▶ **WHAT YOU ARE ASKED TO DO**
Copy out the part of the listing that opens with the line containing "What elements are" and closes with the line containing "monto-asignado-field: 4,150.00: [492, 447, 659, 471]", keeping both of those lines and leaving the pictures out of your answer.

▶ **RECORDED INFORMATION**
-------

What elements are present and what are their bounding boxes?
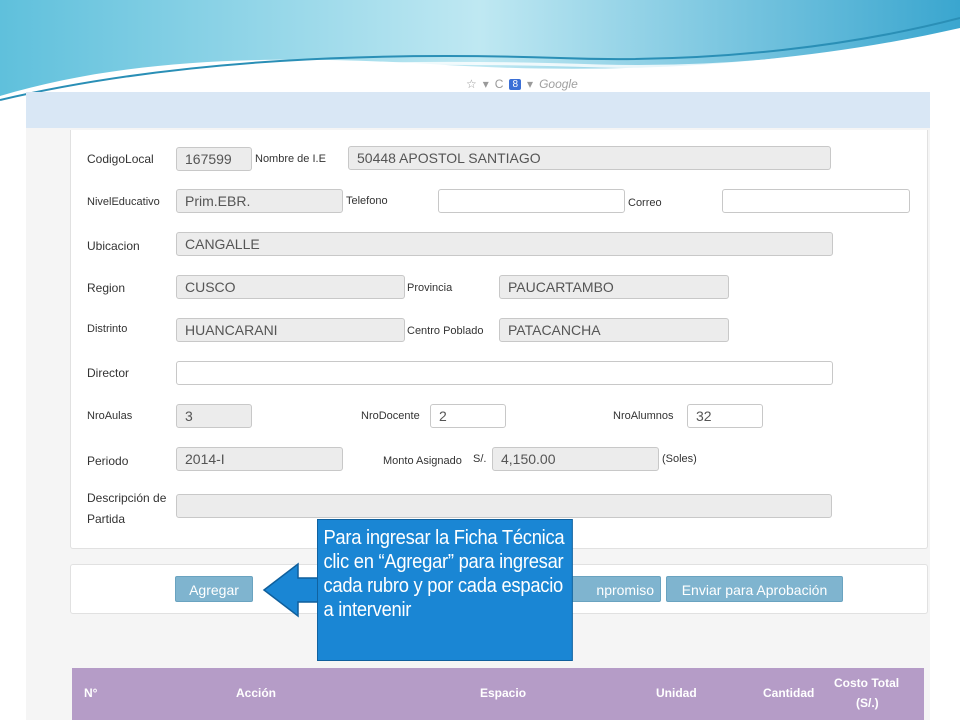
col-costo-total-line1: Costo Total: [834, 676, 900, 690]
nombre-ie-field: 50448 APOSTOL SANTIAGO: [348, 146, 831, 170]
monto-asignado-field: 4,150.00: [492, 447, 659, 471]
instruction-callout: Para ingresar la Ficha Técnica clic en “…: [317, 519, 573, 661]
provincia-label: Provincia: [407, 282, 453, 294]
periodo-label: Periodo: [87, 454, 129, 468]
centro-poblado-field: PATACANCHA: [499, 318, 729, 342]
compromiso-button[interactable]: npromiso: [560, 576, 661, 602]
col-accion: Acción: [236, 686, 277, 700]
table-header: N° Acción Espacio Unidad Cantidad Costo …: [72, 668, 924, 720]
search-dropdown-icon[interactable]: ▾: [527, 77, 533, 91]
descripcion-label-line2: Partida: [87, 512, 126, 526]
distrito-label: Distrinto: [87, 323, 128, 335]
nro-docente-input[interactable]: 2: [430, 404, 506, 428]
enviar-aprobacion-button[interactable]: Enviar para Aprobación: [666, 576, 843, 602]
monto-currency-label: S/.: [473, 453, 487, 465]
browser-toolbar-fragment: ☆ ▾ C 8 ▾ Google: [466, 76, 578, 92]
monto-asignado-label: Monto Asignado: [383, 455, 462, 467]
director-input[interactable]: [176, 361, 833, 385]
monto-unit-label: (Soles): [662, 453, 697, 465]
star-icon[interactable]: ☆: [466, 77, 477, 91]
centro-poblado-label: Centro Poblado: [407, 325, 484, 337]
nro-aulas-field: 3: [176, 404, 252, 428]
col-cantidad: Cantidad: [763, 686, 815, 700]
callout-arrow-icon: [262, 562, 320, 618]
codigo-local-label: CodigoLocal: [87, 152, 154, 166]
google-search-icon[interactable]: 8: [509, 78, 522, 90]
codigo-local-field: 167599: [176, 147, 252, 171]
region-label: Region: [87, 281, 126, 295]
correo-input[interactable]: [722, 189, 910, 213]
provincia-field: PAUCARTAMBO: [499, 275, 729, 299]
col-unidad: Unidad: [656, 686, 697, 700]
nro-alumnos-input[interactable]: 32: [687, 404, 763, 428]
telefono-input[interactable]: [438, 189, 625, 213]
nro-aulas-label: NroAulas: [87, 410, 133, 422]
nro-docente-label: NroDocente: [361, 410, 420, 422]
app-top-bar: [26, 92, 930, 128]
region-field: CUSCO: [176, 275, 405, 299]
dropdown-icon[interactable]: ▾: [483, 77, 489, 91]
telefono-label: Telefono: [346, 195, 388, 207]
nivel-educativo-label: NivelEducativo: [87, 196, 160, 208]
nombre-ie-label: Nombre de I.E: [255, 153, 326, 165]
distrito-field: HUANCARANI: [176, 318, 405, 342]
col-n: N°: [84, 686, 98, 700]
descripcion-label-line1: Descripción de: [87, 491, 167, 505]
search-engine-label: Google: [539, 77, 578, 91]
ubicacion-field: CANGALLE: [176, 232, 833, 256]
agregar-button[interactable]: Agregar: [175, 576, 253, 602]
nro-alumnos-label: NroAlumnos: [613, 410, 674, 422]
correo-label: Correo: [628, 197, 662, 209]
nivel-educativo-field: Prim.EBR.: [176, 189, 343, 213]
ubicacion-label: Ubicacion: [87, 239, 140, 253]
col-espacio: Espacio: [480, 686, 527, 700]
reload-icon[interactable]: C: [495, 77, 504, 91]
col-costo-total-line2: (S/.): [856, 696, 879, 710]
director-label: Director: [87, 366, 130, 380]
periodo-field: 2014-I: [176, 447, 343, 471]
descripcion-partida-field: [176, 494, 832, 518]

-------

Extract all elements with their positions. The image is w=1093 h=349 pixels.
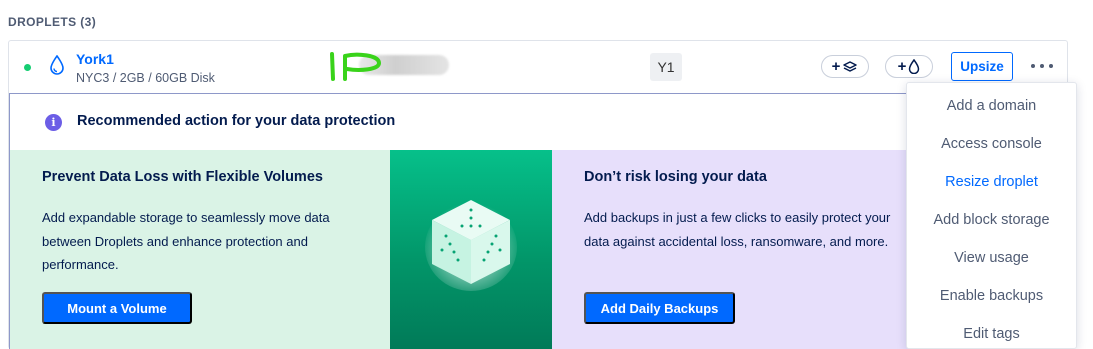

-------

▶ **COMPLETE ANSWER**
What elements are present and what are their bounding boxes?
col-costo-total-line1: Costo Total: [834, 676, 900, 690]
nombre-ie-field: 50448 APOSTOL SANTIAGO: [348, 146, 831, 170]
monto-asignado-field: 4,150.00: [492, 447, 659, 471]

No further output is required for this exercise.